EXERCISE OBJECTIVE
Locate each line holding the string "doubling" and copy it.

RECORD SET

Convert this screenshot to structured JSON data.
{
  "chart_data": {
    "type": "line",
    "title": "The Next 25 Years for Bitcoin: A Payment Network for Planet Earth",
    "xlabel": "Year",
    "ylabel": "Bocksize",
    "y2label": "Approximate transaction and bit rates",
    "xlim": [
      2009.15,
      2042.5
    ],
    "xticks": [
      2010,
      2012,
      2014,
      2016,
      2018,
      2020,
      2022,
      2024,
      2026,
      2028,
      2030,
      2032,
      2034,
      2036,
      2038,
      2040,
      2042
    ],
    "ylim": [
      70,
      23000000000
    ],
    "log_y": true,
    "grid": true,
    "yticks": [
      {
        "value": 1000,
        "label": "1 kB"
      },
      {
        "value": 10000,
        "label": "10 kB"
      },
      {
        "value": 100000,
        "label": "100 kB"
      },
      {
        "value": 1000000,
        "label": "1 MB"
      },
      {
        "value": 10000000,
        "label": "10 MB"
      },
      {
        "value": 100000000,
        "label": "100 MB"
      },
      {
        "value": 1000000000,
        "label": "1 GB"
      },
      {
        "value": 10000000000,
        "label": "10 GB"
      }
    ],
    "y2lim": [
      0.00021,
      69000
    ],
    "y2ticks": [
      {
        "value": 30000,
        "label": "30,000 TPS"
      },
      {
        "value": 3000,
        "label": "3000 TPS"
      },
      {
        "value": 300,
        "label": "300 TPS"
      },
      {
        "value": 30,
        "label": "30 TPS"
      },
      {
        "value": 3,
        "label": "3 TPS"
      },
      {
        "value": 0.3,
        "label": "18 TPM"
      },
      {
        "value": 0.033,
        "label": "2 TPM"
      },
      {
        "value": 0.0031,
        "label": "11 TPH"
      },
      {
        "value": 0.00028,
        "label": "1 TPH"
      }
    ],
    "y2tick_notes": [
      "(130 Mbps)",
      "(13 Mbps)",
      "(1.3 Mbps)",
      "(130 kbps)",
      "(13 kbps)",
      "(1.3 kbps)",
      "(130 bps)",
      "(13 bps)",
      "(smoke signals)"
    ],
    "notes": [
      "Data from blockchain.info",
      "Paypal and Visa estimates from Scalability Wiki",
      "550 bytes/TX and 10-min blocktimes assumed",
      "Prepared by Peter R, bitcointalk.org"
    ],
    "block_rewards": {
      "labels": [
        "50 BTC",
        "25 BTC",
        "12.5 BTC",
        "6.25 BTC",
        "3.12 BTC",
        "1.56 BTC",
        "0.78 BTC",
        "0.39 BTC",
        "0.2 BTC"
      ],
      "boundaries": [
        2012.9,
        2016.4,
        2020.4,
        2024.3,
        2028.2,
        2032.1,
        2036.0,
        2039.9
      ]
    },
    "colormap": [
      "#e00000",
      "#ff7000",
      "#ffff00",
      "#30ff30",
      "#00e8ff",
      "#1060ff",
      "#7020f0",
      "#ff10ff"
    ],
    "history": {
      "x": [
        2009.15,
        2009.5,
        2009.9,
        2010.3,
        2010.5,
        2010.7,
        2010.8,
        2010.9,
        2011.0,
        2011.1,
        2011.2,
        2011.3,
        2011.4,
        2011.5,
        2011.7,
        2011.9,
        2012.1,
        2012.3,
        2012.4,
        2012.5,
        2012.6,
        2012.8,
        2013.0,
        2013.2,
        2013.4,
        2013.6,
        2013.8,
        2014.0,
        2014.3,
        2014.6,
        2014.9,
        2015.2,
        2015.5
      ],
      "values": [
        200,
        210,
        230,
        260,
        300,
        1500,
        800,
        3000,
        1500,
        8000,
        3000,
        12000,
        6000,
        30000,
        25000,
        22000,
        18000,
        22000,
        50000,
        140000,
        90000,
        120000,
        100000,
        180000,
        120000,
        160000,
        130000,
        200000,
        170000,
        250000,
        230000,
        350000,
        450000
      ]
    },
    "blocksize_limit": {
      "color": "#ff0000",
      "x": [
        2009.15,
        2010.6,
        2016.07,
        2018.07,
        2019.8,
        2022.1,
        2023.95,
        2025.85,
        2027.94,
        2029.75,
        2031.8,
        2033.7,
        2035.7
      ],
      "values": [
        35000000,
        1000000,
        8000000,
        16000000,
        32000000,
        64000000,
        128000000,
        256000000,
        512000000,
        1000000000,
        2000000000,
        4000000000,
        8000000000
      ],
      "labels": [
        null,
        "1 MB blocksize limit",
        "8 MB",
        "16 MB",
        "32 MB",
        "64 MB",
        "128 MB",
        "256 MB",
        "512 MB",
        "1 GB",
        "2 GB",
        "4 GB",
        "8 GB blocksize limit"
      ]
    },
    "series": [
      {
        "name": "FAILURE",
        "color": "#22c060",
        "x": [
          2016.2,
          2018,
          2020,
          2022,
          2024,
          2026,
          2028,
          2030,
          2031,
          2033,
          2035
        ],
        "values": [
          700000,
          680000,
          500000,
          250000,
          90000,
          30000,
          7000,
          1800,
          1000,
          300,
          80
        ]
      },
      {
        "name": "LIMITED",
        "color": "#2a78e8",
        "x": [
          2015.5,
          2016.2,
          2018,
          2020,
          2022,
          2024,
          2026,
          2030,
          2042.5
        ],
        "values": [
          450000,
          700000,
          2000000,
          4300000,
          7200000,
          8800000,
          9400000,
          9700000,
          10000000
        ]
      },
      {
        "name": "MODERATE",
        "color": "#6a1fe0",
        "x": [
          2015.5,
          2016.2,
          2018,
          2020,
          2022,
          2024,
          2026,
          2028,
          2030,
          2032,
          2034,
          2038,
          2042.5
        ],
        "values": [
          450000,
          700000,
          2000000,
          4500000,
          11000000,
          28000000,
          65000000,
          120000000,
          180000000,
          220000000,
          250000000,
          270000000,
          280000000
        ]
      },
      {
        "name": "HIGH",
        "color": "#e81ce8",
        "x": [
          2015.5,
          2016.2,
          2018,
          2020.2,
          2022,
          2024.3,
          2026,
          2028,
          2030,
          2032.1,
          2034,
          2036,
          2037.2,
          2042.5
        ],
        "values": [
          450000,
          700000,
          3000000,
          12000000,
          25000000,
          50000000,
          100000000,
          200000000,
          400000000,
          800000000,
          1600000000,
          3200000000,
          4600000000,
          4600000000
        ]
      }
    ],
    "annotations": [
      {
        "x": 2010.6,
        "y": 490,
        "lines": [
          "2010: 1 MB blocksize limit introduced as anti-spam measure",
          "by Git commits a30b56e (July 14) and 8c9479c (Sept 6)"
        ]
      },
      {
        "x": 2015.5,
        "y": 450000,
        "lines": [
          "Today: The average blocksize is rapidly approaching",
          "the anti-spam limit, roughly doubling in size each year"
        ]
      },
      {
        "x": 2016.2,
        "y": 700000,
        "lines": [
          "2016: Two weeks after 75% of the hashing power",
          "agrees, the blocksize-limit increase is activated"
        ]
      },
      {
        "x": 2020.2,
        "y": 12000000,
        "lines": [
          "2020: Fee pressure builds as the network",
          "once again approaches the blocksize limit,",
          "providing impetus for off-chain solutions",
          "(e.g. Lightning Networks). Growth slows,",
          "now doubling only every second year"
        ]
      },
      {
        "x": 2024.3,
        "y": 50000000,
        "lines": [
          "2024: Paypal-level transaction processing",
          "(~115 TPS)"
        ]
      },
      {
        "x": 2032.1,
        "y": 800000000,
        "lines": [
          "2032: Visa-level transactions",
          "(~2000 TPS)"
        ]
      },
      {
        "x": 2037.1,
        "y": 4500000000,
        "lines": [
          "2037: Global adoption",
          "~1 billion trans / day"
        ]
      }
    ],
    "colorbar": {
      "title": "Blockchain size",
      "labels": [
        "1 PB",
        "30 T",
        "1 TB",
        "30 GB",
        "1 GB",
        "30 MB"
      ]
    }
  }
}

EXERCISE RESPONSE
          "the anti-spam limit, roughly doubling in size each year"
          "now doubling only every second year"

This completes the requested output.